start RECORDS SUPPLIED
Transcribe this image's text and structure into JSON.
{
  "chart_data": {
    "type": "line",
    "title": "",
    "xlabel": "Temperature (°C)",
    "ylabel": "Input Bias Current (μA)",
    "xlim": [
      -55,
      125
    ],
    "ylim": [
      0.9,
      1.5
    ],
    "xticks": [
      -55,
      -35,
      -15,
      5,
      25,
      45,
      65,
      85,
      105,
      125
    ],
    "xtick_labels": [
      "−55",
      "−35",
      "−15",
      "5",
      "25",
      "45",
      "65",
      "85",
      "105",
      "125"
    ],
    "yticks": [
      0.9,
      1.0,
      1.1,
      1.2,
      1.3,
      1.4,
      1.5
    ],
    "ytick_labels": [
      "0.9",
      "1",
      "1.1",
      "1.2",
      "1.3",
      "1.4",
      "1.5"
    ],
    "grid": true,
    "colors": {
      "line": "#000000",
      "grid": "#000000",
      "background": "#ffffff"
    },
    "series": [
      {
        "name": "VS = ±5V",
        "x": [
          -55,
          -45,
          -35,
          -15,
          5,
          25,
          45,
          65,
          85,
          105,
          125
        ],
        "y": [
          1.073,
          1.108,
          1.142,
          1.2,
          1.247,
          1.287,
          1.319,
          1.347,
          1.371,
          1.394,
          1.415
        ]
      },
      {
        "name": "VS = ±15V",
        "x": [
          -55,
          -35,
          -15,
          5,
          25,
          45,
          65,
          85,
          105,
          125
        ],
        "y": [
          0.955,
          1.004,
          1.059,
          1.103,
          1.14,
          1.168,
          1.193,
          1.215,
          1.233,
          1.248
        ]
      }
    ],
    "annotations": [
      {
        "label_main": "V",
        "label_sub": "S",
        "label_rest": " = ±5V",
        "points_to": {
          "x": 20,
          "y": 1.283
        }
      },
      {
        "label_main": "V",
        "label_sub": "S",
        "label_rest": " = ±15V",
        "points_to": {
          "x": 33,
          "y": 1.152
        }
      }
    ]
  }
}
end RECORDS SUPPLIED
Repeat the records above exactly, leaving none out.

§ TASK RESULT:
Transcribe this image's text and structure into JSON.
{
  "chart_data": {
    "type": "line",
    "title": "",
    "xlabel": "Temperature (°C)",
    "ylabel": "Input Bias Current (μA)",
    "xlim": [
      -55,
      125
    ],
    "ylim": [
      0.9,
      1.5
    ],
    "xticks": [
      -55,
      -35,
      -15,
      5,
      25,
      45,
      65,
      85,
      105,
      125
    ],
    "xtick_labels": [
      "−55",
      "−35",
      "−15",
      "5",
      "25",
      "45",
      "65",
      "85",
      "105",
      "125"
    ],
    "yticks": [
      0.9,
      1.0,
      1.1,
      1.2,
      1.3,
      1.4,
      1.5
    ],
    "ytick_labels": [
      "0.9",
      "1",
      "1.1",
      "1.2",
      "1.3",
      "1.4",
      "1.5"
    ],
    "grid": true,
    "colors": {
      "line": "#000000",
      "grid": "#000000",
      "background": "#ffffff"
    },
    "series": [
      {
        "name": "VS = ±5V",
        "x": [
          -55,
          -45,
          -35,
          -15,
          5,
          25,
          45,
          65,
          85,
          105,
          125
        ],
        "y": [
          1.073,
          1.108,
          1.142,
          1.2,
          1.247,
          1.287,
          1.319,
          1.347,
          1.371,
          1.394,
          1.415
        ]
      },
      {
        "name": "VS = ±15V",
        "x": [
          -55,
          -35,
          -15,
          5,
          25,
          45,
          65,
          85,
          105,
          125
        ],
        "y": [
          0.955,
          1.004,
          1.059,
          1.103,
          1.14,
          1.168,
          1.193,
          1.215,
          1.233,
          1.248
        ]
      }
    ],
    "annotations": [
      {
        "label_main": "V",
        "label_sub": "S",
        "label_rest": " = ±5V",
        "points_to": {
          "x": 20,
          "y": 1.283
        }
      },
      {
        "label_main": "V",
        "label_sub": "S",
        "label_rest": " = ±15V",
        "points_to": {
          "x": 33,
          "y": 1.152
        }
      }
    ]
  }
}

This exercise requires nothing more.